> Given exercise
From the records below, extract all the text exactly and leave the images behind.
● ● ● ●
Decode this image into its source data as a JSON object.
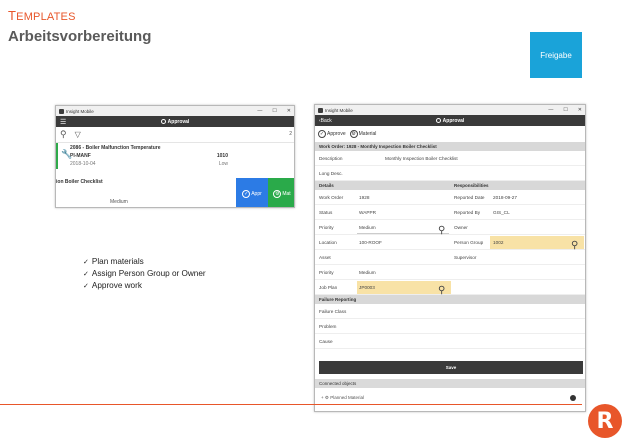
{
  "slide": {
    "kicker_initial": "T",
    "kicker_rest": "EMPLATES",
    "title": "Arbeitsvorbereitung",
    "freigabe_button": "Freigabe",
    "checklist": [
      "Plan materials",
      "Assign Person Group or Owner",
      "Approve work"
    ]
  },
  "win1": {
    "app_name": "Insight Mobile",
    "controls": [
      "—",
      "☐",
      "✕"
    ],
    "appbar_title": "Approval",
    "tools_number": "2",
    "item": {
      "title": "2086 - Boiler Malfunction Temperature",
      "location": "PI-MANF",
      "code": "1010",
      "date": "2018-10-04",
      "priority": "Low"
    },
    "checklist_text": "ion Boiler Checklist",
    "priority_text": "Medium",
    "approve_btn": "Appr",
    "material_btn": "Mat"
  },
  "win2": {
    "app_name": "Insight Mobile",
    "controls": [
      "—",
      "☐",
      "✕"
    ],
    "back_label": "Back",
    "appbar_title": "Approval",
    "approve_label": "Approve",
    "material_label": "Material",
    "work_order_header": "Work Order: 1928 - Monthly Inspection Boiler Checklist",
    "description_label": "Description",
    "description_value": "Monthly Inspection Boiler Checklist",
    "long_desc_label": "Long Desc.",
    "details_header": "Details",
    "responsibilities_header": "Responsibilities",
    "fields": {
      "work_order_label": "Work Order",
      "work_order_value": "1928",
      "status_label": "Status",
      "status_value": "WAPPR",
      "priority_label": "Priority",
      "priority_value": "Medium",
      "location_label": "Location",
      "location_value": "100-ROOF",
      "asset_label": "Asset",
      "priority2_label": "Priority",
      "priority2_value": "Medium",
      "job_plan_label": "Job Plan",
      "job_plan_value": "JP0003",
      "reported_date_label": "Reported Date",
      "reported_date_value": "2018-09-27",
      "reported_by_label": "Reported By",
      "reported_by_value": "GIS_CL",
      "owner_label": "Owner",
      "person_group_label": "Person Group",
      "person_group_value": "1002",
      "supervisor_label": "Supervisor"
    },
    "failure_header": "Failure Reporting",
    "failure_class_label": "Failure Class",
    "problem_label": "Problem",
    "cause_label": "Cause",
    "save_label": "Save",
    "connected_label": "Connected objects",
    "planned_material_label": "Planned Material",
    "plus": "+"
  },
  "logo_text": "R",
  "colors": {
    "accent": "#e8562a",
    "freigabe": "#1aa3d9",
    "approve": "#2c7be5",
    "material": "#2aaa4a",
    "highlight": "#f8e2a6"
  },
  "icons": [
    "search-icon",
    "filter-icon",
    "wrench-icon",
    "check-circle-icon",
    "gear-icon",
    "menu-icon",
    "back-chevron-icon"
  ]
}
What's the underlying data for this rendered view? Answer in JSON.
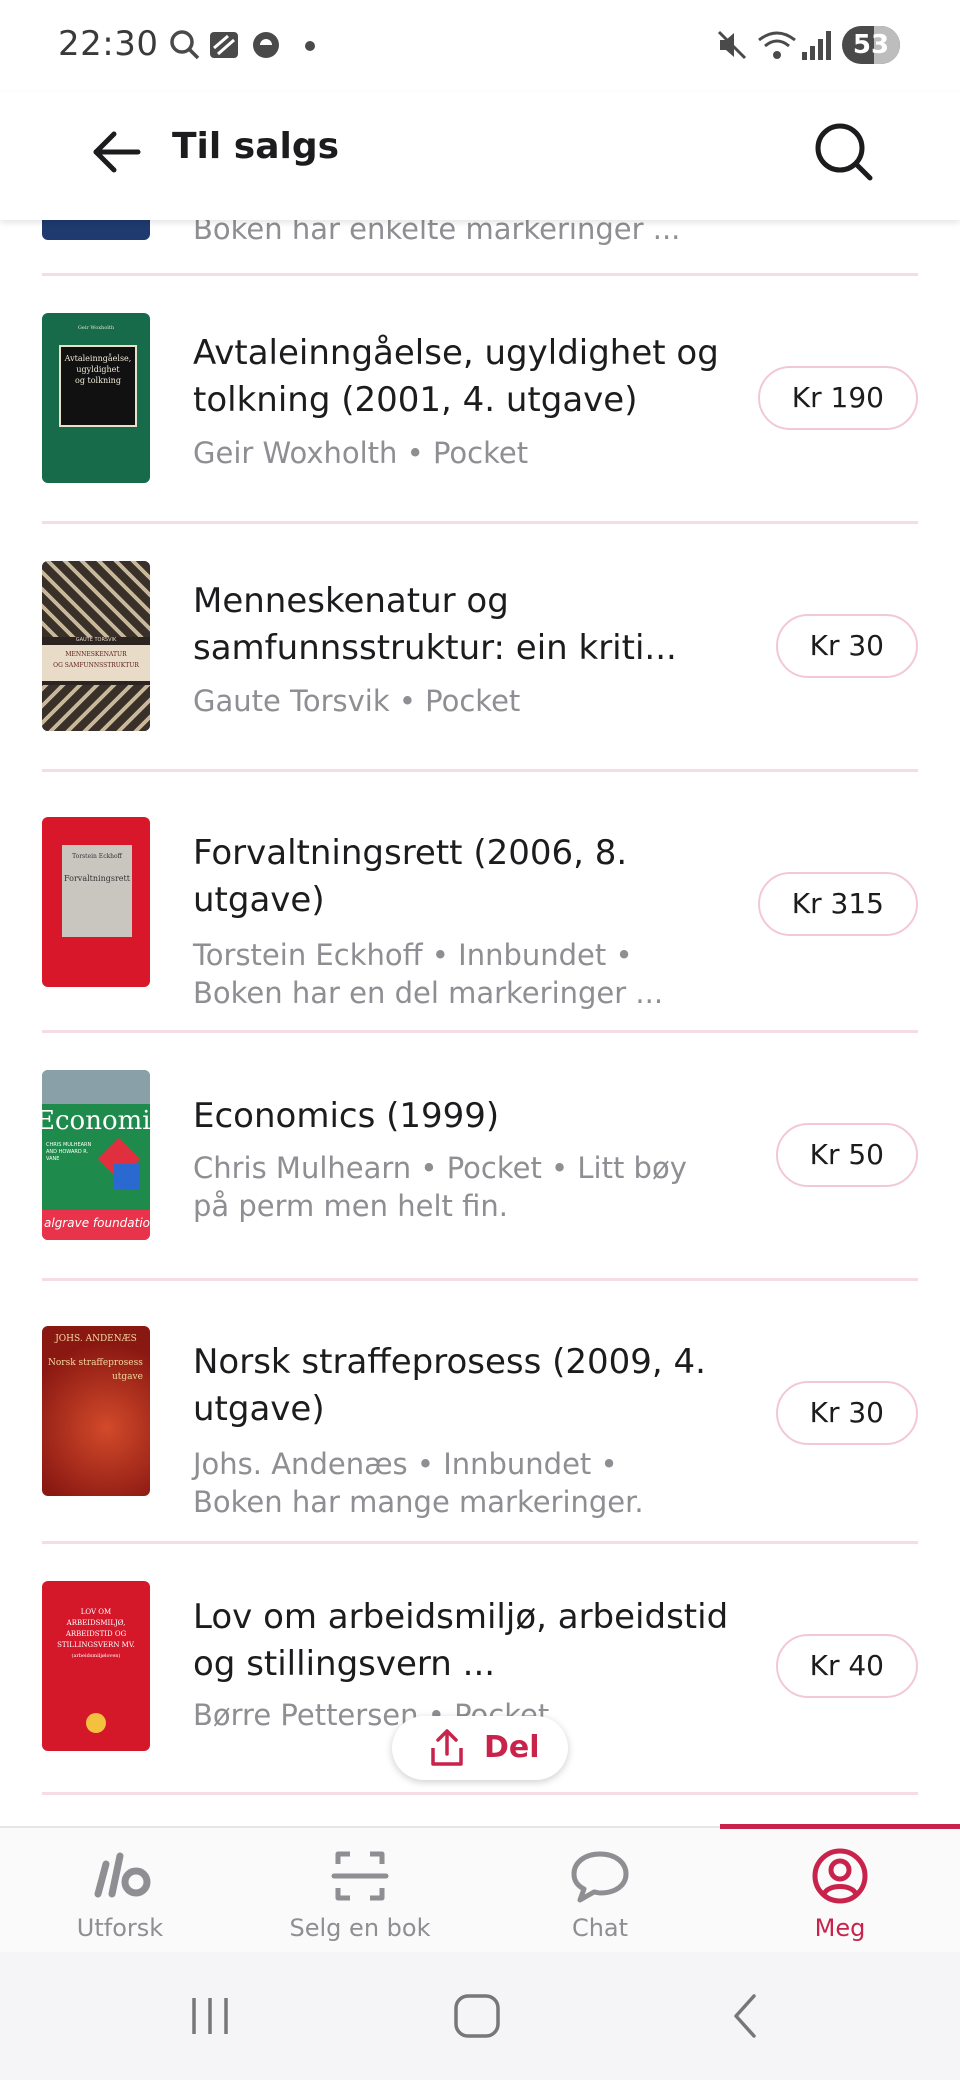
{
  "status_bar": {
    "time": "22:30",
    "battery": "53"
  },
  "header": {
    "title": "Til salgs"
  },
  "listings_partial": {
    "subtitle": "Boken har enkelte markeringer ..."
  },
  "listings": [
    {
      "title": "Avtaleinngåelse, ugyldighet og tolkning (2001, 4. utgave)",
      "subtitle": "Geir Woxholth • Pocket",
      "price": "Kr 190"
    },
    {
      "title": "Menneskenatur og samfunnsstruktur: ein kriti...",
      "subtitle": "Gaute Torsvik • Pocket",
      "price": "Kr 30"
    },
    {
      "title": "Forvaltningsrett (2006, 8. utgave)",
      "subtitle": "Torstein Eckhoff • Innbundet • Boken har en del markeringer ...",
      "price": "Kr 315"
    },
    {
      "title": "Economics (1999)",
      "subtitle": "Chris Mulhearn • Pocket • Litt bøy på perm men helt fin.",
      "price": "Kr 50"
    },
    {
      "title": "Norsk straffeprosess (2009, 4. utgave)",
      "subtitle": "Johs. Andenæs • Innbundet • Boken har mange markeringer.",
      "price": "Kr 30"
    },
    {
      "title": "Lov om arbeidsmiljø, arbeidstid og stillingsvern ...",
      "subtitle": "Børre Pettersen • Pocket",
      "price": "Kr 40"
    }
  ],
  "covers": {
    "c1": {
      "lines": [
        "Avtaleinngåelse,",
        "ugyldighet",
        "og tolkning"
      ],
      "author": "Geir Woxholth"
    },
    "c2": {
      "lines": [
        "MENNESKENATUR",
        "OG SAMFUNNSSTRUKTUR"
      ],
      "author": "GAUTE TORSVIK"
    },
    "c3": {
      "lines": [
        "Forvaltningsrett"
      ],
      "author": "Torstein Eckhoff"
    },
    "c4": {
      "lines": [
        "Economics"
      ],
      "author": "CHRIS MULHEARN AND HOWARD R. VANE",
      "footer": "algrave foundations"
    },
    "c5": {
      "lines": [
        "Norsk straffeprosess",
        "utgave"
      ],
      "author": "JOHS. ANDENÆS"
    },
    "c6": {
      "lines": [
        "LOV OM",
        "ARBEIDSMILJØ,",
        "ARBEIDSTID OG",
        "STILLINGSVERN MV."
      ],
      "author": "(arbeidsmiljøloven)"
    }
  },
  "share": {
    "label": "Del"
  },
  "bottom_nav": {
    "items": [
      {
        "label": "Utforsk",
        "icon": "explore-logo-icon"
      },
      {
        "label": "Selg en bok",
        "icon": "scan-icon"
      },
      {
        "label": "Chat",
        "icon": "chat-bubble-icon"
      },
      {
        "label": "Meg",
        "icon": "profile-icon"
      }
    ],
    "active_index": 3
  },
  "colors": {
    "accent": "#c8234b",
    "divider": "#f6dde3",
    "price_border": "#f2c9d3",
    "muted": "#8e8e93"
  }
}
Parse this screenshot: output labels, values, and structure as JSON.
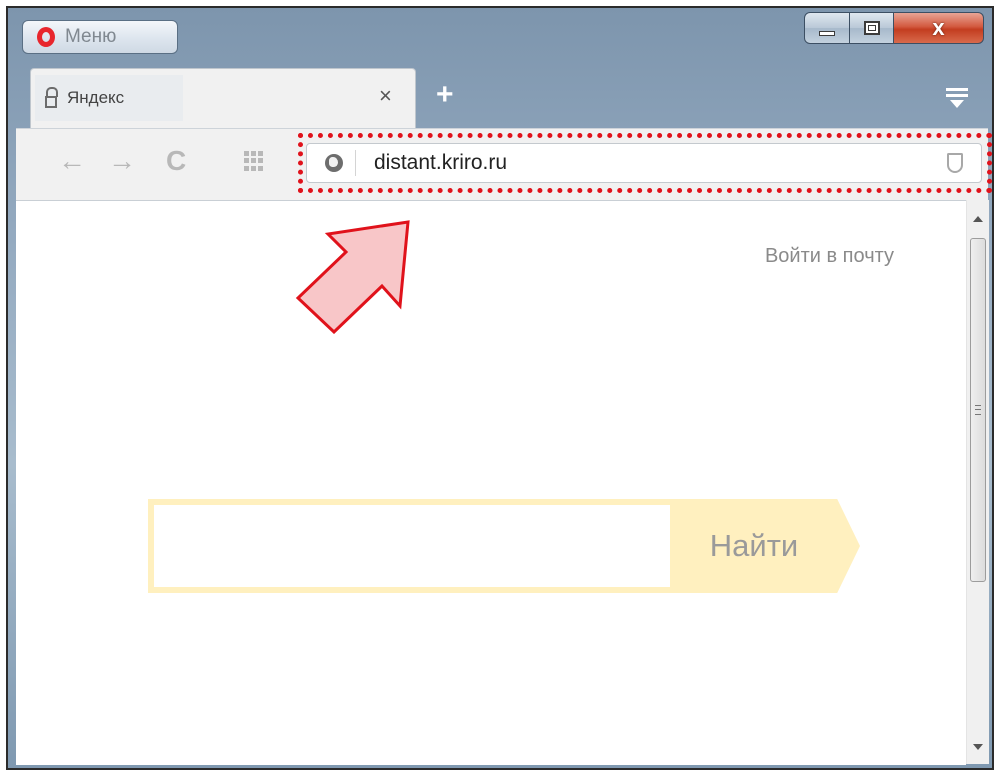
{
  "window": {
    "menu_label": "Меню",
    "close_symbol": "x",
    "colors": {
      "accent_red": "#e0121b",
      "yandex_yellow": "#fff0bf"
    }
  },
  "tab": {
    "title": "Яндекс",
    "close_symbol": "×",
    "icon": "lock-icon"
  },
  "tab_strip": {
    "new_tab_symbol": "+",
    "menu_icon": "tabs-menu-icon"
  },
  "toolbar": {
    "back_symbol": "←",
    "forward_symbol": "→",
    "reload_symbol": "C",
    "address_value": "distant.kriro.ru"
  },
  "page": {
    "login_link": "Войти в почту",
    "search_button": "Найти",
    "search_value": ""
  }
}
● ● ● ●
> Task result
Decode this image into its source data as a JSON object.
{
  "slide": {
    "kicker_initial": "T",
    "kicker_rest": "EMPLATES",
    "title": "Arbeitsvorbereitung",
    "freigabe_button": "Freigabe",
    "checklist": [
      "Plan materials",
      "Assign Person Group or Owner",
      "Approve work"
    ]
  },
  "win1": {
    "app_name": "Insight Mobile",
    "controls": [
      "—",
      "☐",
      "✕"
    ],
    "appbar_title": "Approval",
    "tools_number": "2",
    "item": {
      "title": "2086 - Boiler Malfunction Temperature",
      "location": "PI-MANF",
      "code": "1010",
      "date": "2018-10-04",
      "priority": "Low"
    },
    "checklist_text": "ion Boiler Checklist",
    "priority_text": "Medium",
    "approve_btn": "Appr",
    "material_btn": "Mat"
  },
  "win2": {
    "app_name": "Insight Mobile",
    "controls": [
      "—",
      "☐",
      "✕"
    ],
    "back_label": "Back",
    "appbar_title": "Approval",
    "approve_label": "Approve",
    "material_label": "Material",
    "work_order_header": "Work Order: 1928 - Monthly Inspection Boiler Checklist",
    "description_label": "Description",
    "description_value": "Monthly Inspection Boiler Checklist",
    "long_desc_label": "Long Desc.",
    "details_header": "Details",
    "responsibilities_header": "Responsibilities",
    "fields": {
      "work_order_label": "Work Order",
      "work_order_value": "1928",
      "status_label": "Status",
      "status_value": "WAPPR",
      "priority_label": "Priority",
      "priority_value": "Medium",
      "location_label": "Location",
      "location_value": "100-ROOF",
      "asset_label": "Asset",
      "priority2_label": "Priority",
      "priority2_value": "Medium",
      "job_plan_label": "Job Plan",
      "job_plan_value": "JP0003",
      "reported_date_label": "Reported Date",
      "reported_date_value": "2018-09-27",
      "reported_by_label": "Reported By",
      "reported_by_value": "GIS_CL",
      "owner_label": "Owner",
      "person_group_label": "Person Group",
      "person_group_value": "1002",
      "supervisor_label": "Supervisor"
    },
    "failure_header": "Failure Reporting",
    "failure_class_label": "Failure Class",
    "problem_label": "Problem",
    "cause_label": "Cause",
    "save_label": "Save",
    "connected_label": "Connected objects",
    "planned_material_label": "Planned Material",
    "plus": "+"
  },
  "logo_text": "R",
  "colors": {
    "accent": "#e8562a",
    "freigabe": "#1aa3d9",
    "approve": "#2c7be5",
    "material": "#2aaa4a",
    "highlight": "#f8e2a6"
  },
  "icons": [
    "search-icon",
    "filter-icon",
    "wrench-icon",
    "check-circle-icon",
    "gear-icon",
    "menu-icon",
    "back-chevron-icon"
  ]
}
What's the underlying data for this rendered view? Answer in JSON.
{
  "status_bar": {
    "time": "22:30",
    "battery": "53"
  },
  "header": {
    "title": "Til salgs"
  },
  "listings_partial": {
    "subtitle": "Boken har enkelte markeringer ..."
  },
  "listings": [
    {
      "title": "Avtaleinngåelse, ugyldighet og tolkning (2001, 4. utgave)",
      "subtitle": "Geir Woxholth • Pocket",
      "price": "Kr 190"
    },
    {
      "title": "Menneskenatur og samfunnsstruktur: ein kriti...",
      "subtitle": "Gaute Torsvik • Pocket",
      "price": "Kr 30"
    },
    {
      "title": "Forvaltningsrett (2006, 8. utgave)",
      "subtitle": "Torstein Eckhoff • Innbundet • Boken har en del markeringer ...",
      "price": "Kr 315"
    },
    {
      "title": "Economics (1999)",
      "subtitle": "Chris Mulhearn • Pocket • Litt bøy på perm men helt fin.",
      "price": "Kr 50"
    },
    {
      "title": "Norsk straffeprosess (2009, 4. utgave)",
      "subtitle": "Johs. Andenæs • Innbundet • Boken har mange markeringer.",
      "price": "Kr 30"
    },
    {
      "title": "Lov om arbeidsmiljø, arbeidstid og stillingsvern ...",
      "subtitle": "Børre Pettersen • Pocket",
      "price": "Kr 40"
    }
  ],
  "covers": {
    "c1": {
      "lines": [
        "Avtaleinngåelse,",
        "ugyldighet",
        "og tolkning"
      ],
      "author": "Geir Woxholth"
    },
    "c2": {
      "lines": [
        "MENNESKENATUR",
        "OG SAMFUNNSSTRUKTUR"
      ],
      "author": "GAUTE TORSVIK"
    },
    "c3": {
      "lines": [
        "Forvaltningsrett"
      ],
      "author": "Torstein Eckhoff"
    },
    "c4": {
      "lines": [
        "Economics"
      ],
      "author": "CHRIS MULHEARN AND HOWARD R. VANE",
      "footer": "algrave foundations"
    },
    "c5": {
      "lines": [
        "Norsk straffeprosess",
        "utgave"
      ],
      "author": "JOHS. ANDENÆS"
    },
    "c6": {
      "lines": [
        "LOV OM",
        "ARBEIDSMILJØ,",
        "ARBEIDSTID OG",
        "STILLINGSVERN MV."
      ],
      "author": "(arbeidsmiljøloven)"
    }
  },
  "share": {
    "label": "Del"
  },
  "bottom_nav": {
    "items": [
      {
        "label": "Utforsk",
        "icon": "explore-logo-icon"
      },
      {
        "label": "Selg en bok",
        "icon": "scan-icon"
      },
      {
        "label": "Chat",
        "icon": "chat-bubble-icon"
      },
      {
        "label": "Meg",
        "icon": "profile-icon"
      }
    ],
    "active_index": 3
  },
  "colors": {
    "accent": "#c8234b",
    "divider": "#f6dde3",
    "price_border": "#f2c9d3",
    "muted": "#8e8e93"
  }
}
Parse this screenshot: output labels, values, and structure as JSON.
{
  "window": {
    "menu_label": "Меню",
    "close_symbol": "x",
    "colors": {
      "accent_red": "#e0121b",
      "yandex_yellow": "#fff0bf"
    }
  },
  "tab": {
    "title": "Яндекс",
    "close_symbol": "×",
    "icon": "lock-icon"
  },
  "tab_strip": {
    "new_tab_symbol": "+",
    "menu_icon": "tabs-menu-icon"
  },
  "toolbar": {
    "back_symbol": "←",
    "forward_symbol": "→",
    "reload_symbol": "C",
    "address_value": "distant.kriro.ru"
  },
  "page": {
    "login_link": "Войти в почту",
    "search_button": "Найти",
    "search_value": ""
  }
}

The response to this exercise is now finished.